____ DATASET EXTRACT

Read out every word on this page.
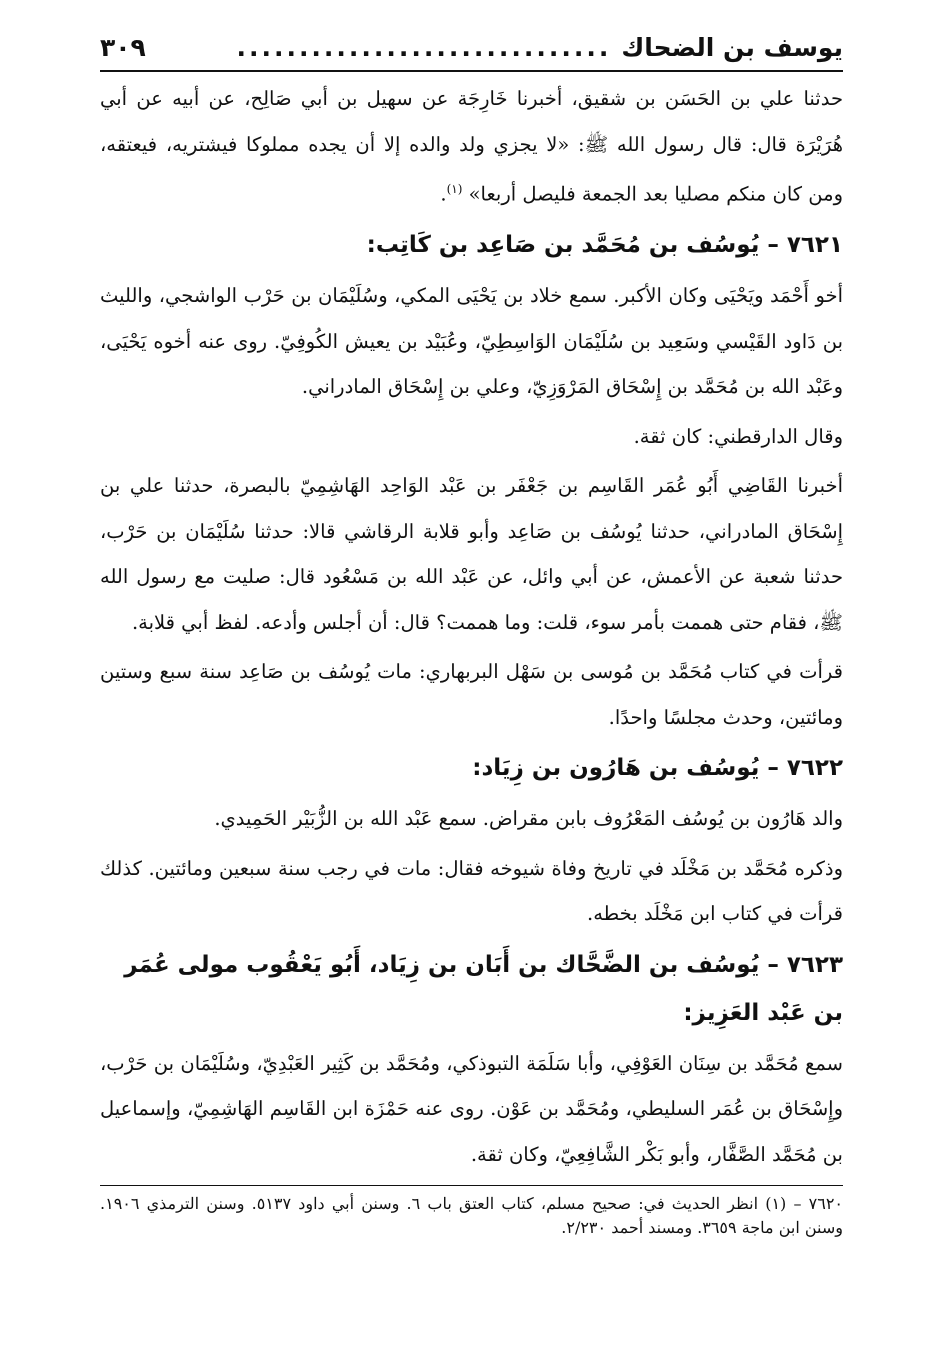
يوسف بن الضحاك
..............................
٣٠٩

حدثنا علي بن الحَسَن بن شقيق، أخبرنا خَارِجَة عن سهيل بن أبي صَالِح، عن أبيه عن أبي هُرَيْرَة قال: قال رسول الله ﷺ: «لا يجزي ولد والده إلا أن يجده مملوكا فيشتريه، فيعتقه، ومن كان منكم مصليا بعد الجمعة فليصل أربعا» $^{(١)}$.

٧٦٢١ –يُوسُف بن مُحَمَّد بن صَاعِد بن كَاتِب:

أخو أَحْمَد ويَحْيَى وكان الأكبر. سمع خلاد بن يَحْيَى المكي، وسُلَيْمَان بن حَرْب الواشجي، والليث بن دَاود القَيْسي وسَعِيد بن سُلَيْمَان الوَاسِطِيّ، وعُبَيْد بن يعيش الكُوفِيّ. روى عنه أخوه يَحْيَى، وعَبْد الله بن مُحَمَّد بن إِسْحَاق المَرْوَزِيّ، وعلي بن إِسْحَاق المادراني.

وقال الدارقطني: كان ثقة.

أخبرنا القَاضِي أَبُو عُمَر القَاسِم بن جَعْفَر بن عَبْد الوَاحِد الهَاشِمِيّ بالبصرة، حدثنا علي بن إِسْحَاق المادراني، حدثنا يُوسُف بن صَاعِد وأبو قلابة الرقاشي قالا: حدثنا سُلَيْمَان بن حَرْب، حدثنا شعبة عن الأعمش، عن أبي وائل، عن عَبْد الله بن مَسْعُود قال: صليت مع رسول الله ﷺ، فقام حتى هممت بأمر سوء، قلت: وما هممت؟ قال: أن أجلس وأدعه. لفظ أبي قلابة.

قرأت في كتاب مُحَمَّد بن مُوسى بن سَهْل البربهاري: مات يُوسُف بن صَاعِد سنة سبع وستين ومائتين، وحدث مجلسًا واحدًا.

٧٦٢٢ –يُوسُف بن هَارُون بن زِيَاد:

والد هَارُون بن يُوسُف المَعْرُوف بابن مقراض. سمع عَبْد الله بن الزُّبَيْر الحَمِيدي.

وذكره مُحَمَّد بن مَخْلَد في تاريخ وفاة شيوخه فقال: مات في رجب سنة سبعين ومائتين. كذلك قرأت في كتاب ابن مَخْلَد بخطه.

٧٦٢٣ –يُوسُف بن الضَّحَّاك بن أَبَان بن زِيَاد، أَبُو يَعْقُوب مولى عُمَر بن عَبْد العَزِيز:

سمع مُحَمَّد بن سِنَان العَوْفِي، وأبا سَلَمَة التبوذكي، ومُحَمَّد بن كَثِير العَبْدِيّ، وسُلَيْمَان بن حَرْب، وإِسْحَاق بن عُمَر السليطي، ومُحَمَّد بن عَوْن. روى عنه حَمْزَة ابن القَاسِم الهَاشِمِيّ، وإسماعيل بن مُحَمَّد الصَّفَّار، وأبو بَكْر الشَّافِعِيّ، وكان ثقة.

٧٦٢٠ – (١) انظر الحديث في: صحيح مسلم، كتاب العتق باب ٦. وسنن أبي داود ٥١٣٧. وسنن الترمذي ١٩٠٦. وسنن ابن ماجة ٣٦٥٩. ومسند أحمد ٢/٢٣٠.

________

> **PROBLEM STATEMENT**
Repeat the lines above exactly, and keep every picture out.

> **FULL SOLUTION**
Read out every word on this page.
يوسف بن الضحاك
..............................
٣٠٩

حدثنا علي بن الحَسَن بن شقيق، أخبرنا خَارِجَة عن سهيل بن أبي صَالِح، عن أبيه عن أبي هُرَيْرَة قال: قال رسول الله ﷺ: «لا يجزي ولد والده إلا أن يجده مملوكا فيشتريه، فيعتقه، ومن كان منكم مصليا بعد الجمعة فليصل أربعا» $^{(١)}$.

٧٦٢١ –يُوسُف بن مُحَمَّد بن صَاعِد بن كَاتِب:

أخو أَحْمَد ويَحْيَى وكان الأكبر. سمع خلاد بن يَحْيَى المكي، وسُلَيْمَان بن حَرْب الواشجي، والليث بن دَاود القَيْسي وسَعِيد بن سُلَيْمَان الوَاسِطِيّ، وعُبَيْد بن يعيش الكُوفِيّ. روى عنه أخوه يَحْيَى، وعَبْد الله بن مُحَمَّد بن إِسْحَاق المَرْوَزِيّ، وعلي بن إِسْحَاق المادراني.

وقال الدارقطني: كان ثقة.

أخبرنا القَاضِي أَبُو عُمَر القَاسِم بن جَعْفَر بن عَبْد الوَاحِد الهَاشِمِيّ بالبصرة، حدثنا علي بن إِسْحَاق المادراني، حدثنا يُوسُف بن صَاعِد وأبو قلابة الرقاشي قالا: حدثنا سُلَيْمَان بن حَرْب، حدثنا شعبة عن الأعمش، عن أبي وائل، عن عَبْد الله بن مَسْعُود قال: صليت مع رسول الله ﷺ، فقام حتى هممت بأمر سوء، قلت: وما هممت؟ قال: أن أجلس وأدعه. لفظ أبي قلابة.

قرأت في كتاب مُحَمَّد بن مُوسى بن سَهْل البربهاري: مات يُوسُف بن صَاعِد سنة سبع وستين ومائتين، وحدث مجلسًا واحدًا.

٧٦٢٢ –يُوسُف بن هَارُون بن زِيَاد:

والد هَارُون بن يُوسُف المَعْرُوف بابن مقراض. سمع عَبْد الله بن الزُّبَيْر الحَمِيدي.

وذكره مُحَمَّد بن مَخْلَد في تاريخ وفاة شيوخه فقال: مات في رجب سنة سبعين ومائتين. كذلك قرأت في كتاب ابن مَخْلَد بخطه.

٧٦٢٣ –يُوسُف بن الضَّحَّاك بن أَبَان بن زِيَاد، أَبُو يَعْقُوب مولى عُمَر بن عَبْد العَزِيز:

سمع مُحَمَّد بن سِنَان العَوْفِي، وأبا سَلَمَة التبوذكي، ومُحَمَّد بن كَثِير العَبْدِيّ، وسُلَيْمَان بن حَرْب، وإِسْحَاق بن عُمَر السليطي، ومُحَمَّد بن عَوْن. روى عنه حَمْزَة ابن القَاسِم الهَاشِمِيّ، وإسماعيل بن مُحَمَّد الصَّفَّار، وأبو بَكْر الشَّافِعِيّ، وكان ثقة.

٧٦٢٠ – (١) انظر الحديث في: صحيح مسلم، كتاب العتق باب ٦. وسنن أبي داود ٥١٣٧. وسنن الترمذي ١٩٠٦. وسنن ابن ماجة ٣٦٥٩. ومسند أحمد ٢/٢٣٠.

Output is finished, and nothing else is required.